*The request*. Go through the listing and copy each line with the string "ENTERTAINMENT".

*Extracted data*.
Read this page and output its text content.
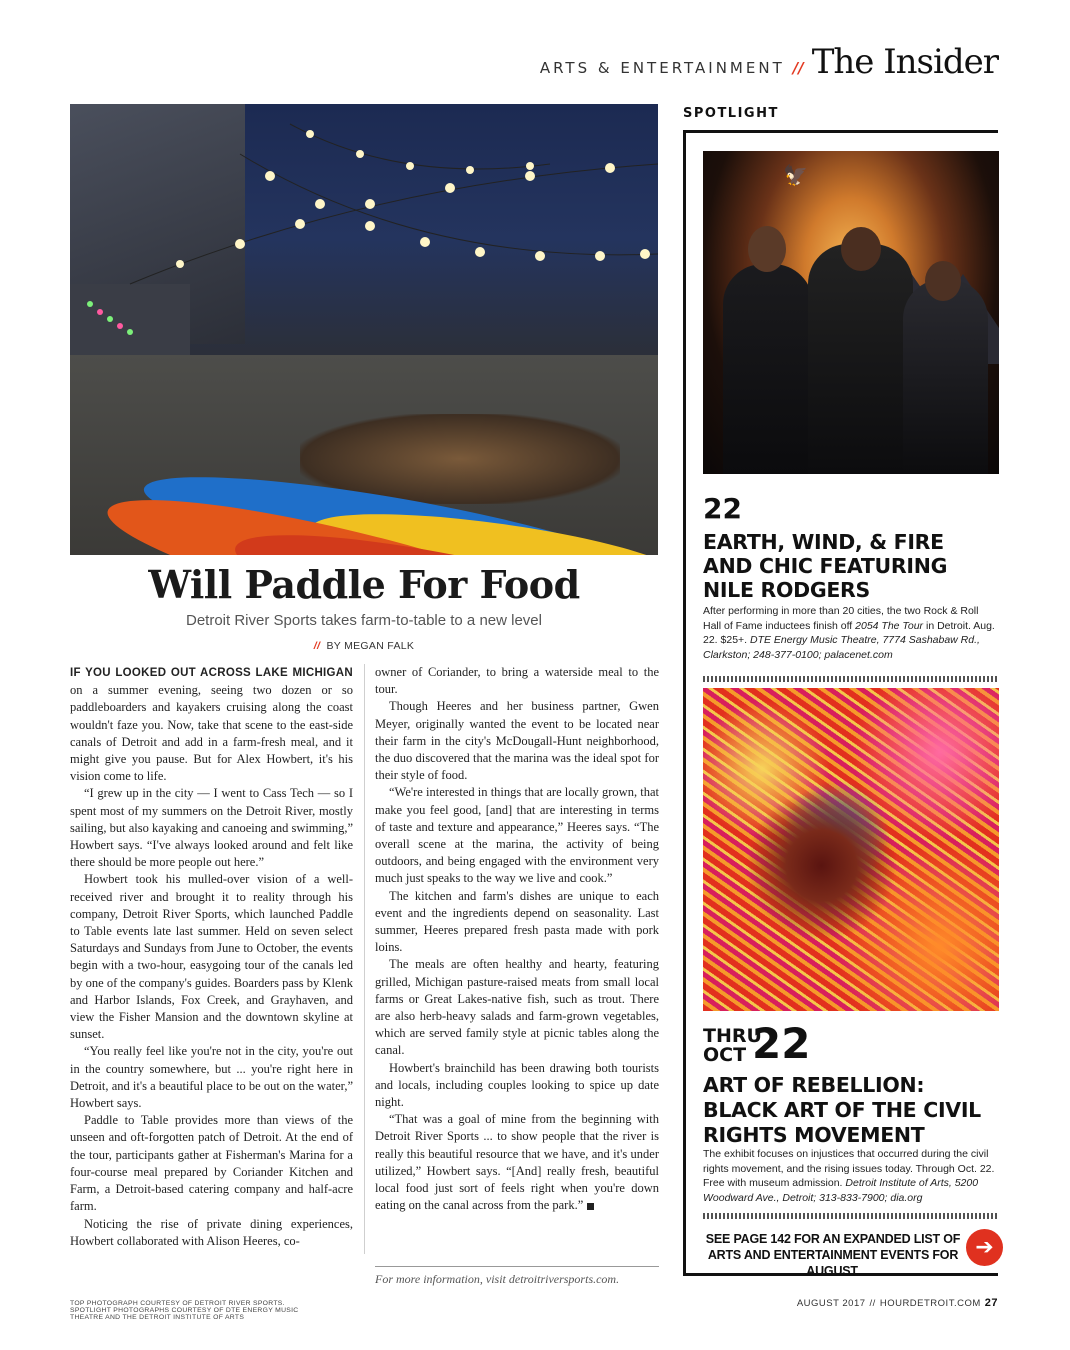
ARTS & ENTERTAINMENT // The Insider
Will Paddle For Food
Detroit River Sports takes farm-to-table to a new level
// BY MEGAN FALK

IF YOU LOOKED OUT ACROSS LAKE MICHIGAN on a summer evening, seeing two dozen or so paddleboarders and kayakers cruising along the coast wouldn't faze you. Now, take that scene to the east-side canals of Detroit and add in a farm-fresh meal, and it might give you pause. But for Alex Howbert, it's his vision come to life.

“I grew up in the city — I went to Cass Tech — so I spent most of my summers on the Detroit River, mostly sailing, but also kayaking and canoeing and swimming,” Howbert says. “I've always looked around and felt like there should be more people out here.”

Howbert took his mulled-over vision of a well-received river and brought it to reality through his company, Detroit River Sports, which launched Paddle to Table events late last summer. Held on seven select Saturdays and Sundays from June to October, the events begin with a two-hour, easygoing tour of the canals led by one of the company's guides. Boarders pass by Klenk and Harbor Islands, Fox Creek, and Grayhaven, and view the Fisher Mansion and the downtown skyline at sunset.

“You really feel like you're not in the city, you're out in the country somewhere, but ... you're right here in Detroit, and it's a beautiful place to be out on the water,” Howbert says.

Paddle to Table provides more than views of the unseen and oft-forgotten patch of Detroit. At the end of the tour, participants gather at Fisherman's Marina for a four-course meal prepared by Coriander Kitchen and Farm, a Detroit-based catering company and half-acre farm.

Noticing the rise of private dining experiences, Howbert collaborated with Alison Heeres, co-

owner of Coriander, to bring a waterside meal to the tour.

Though Heeres and her business partner, Gwen Meyer, originally wanted the event to be located near their farm in the city's McDougall-Hunt neighborhood, the duo discovered that the marina was the ideal spot for their style of food.

“We're interested in things that are locally grown, that make you feel good, [and] that are interesting in terms of taste and texture and appearance,” Heeres says. “The overall scene at the marina, the activity of being outdoors, and being engaged with the environment very much just speaks to the way we live and cook.”

The kitchen and farm's dishes are unique to each event and the ingredients depend on seasonality. Last summer, Heeres prepared fresh pasta made with pork loins.

The meals are often healthy and hearty, featuring grilled, Michigan pasture-raised meats from small local farms or Great Lakes-native fish, such as trout. There are also herb-heavy salads and farm-grown vegetables, which are served family style at picnic tables along the canal.

Howbert's brainchild has been drawing both tourists and locals, including couples looking to spice up date night.

“That was a goal of mine from the beginning with Detroit River Sports ... to show people that the river is really this beautiful resource that we have, and it's under utilized,” Howbert says. “[And] really fresh, beautiful local food just sort of feels right when you're down eating on the canal across from the park.”

For more information, visit detroitriversports.com.
SPOTLIGHT
🦅
22
EARTH, WIND, & FIRE AND CHIC FEATURING NILE RODGERS
After performing in more than 20 cities, the two Rock & Roll Hall of Fame inductees finish off 2054 The Tour in Detroit. Aug. 22. $25+. DTE Energy Music Theatre, 7774 Sashabaw Rd., Clarkston; 248-377-0100; palacenet.com
THRU
OCT 22
ART OF REBELLION: BLACK ART OF THE CIVIL RIGHTS MOVEMENT
The exhibit focuses on injustices that occurred during the civil rights movement, and the rising issues today. Through Oct. 22. Free with museum admission. Detroit Institute of Arts, 5200 Woodward Ave., Detroit; 313-833-7900; dia.org
SEE PAGE 142 FOR AN EXPANDED LIST OF ARTS AND ENTERTAINMENT EVENTS FOR AUGUST.
➔
TOP PHOTOGRAPH COURTESY OF DETROIT RIVER SPORTS.
SPOTLIGHT PHOTOGRAPHS COURTESY OF DTE ENERGY MUSIC
THEATRE AND THE DETROIT INSTITUTE OF ARTS
AUGUST 2017 // HOURDETROIT.COM 27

*Complete answer*.
ARTS & ENTERTAINMENT // The Insider
SEE PAGE 142 FOR AN EXPANDED LIST OF ARTS AND ENTERTAINMENT EVENTS FOR AUGUST.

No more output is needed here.